» **WHAT IS EXPECTED**:
Search the material below for the string "drought" and extract each line that has it.

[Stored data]
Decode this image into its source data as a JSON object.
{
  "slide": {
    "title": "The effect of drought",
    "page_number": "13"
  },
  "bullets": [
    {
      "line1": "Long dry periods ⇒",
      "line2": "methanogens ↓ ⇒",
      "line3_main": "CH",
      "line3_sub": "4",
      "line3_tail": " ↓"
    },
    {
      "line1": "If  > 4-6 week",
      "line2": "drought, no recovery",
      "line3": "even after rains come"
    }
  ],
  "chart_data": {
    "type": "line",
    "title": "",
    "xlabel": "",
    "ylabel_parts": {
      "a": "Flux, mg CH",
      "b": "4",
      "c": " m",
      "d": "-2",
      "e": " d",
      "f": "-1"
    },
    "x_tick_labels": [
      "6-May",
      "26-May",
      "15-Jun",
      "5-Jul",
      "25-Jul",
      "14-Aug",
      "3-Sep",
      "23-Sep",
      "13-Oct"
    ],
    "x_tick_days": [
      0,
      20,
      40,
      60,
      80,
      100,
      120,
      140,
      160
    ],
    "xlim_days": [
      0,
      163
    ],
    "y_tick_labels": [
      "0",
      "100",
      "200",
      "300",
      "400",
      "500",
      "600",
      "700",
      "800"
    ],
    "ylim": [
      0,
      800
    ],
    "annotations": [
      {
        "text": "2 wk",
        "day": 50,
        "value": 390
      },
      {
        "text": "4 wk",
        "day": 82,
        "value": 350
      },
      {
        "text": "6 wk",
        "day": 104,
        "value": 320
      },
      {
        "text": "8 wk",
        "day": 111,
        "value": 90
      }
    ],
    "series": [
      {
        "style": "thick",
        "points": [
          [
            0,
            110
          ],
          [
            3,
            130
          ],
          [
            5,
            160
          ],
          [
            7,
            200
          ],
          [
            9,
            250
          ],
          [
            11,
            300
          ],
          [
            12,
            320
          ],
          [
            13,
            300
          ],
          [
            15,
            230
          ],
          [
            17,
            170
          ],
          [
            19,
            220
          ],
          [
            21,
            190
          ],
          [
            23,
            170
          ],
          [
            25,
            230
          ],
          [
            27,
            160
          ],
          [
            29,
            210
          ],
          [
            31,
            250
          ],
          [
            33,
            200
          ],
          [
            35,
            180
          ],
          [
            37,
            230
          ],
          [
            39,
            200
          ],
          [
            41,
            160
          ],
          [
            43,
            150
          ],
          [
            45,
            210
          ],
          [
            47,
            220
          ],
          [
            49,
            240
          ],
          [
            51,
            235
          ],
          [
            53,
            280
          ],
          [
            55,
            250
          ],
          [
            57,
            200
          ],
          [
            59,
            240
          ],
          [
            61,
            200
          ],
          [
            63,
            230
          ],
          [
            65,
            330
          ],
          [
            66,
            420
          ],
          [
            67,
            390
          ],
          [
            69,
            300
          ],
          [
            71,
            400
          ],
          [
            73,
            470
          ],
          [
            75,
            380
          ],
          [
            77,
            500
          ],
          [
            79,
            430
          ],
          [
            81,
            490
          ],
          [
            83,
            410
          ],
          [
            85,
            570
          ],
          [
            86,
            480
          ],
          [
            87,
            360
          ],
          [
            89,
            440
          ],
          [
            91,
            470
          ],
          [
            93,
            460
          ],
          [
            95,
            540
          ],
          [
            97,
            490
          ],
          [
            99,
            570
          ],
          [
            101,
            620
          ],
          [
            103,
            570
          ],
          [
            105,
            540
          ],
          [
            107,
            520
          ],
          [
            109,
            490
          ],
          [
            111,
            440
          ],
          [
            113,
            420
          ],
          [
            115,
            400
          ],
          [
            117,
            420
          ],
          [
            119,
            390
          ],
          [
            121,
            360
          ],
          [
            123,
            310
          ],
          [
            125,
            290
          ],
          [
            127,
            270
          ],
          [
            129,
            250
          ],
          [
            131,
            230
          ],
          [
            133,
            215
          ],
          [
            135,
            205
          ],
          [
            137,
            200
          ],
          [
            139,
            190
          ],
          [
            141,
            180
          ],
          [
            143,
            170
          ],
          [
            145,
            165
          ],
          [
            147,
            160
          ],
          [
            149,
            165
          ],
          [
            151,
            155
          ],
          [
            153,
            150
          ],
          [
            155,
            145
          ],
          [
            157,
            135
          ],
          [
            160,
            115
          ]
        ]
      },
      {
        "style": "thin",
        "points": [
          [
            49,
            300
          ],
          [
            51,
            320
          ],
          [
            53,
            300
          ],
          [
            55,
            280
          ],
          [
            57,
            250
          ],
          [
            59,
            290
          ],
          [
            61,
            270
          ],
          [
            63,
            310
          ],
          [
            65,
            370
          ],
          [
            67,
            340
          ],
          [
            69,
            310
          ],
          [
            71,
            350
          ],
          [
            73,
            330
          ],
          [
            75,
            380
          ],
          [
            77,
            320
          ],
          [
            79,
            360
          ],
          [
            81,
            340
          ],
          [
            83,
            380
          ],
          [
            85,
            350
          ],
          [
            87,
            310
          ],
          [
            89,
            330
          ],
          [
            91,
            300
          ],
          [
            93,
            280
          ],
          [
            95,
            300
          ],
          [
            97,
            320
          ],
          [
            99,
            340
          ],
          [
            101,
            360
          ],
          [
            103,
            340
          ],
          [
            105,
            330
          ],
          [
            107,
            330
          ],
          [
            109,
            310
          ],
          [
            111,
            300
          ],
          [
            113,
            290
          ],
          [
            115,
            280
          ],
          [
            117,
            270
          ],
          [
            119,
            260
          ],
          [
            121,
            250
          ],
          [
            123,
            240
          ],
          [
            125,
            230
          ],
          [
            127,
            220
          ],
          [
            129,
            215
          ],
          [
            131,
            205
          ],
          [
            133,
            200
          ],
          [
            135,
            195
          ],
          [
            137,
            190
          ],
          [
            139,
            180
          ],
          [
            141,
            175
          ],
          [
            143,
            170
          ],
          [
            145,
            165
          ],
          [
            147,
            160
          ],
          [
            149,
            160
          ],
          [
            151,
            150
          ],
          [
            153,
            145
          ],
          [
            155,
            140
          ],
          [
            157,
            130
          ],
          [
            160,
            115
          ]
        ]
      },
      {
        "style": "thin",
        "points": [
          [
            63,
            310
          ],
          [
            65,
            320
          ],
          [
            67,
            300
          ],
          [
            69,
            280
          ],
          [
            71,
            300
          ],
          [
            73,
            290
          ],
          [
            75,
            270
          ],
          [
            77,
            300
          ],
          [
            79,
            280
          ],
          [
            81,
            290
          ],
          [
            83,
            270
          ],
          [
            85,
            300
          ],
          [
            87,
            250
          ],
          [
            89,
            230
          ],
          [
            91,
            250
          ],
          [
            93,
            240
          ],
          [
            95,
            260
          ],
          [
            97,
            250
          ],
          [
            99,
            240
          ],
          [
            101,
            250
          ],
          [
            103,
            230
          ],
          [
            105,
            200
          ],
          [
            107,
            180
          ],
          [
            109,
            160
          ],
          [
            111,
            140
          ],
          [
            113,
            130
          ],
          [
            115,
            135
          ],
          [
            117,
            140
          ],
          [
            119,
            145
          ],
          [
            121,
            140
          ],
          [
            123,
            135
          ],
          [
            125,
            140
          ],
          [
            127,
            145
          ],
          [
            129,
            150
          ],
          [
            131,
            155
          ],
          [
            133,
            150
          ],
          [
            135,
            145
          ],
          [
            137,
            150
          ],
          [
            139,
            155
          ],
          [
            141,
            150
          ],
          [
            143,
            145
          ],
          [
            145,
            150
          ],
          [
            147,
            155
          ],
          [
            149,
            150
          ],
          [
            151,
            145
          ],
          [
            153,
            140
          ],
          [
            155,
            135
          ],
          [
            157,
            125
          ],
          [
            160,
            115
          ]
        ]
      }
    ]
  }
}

» **SOLUTION TO THIS PROBLEM**:
    "title": "The effect of drought",
      "line2": "drought, no recovery",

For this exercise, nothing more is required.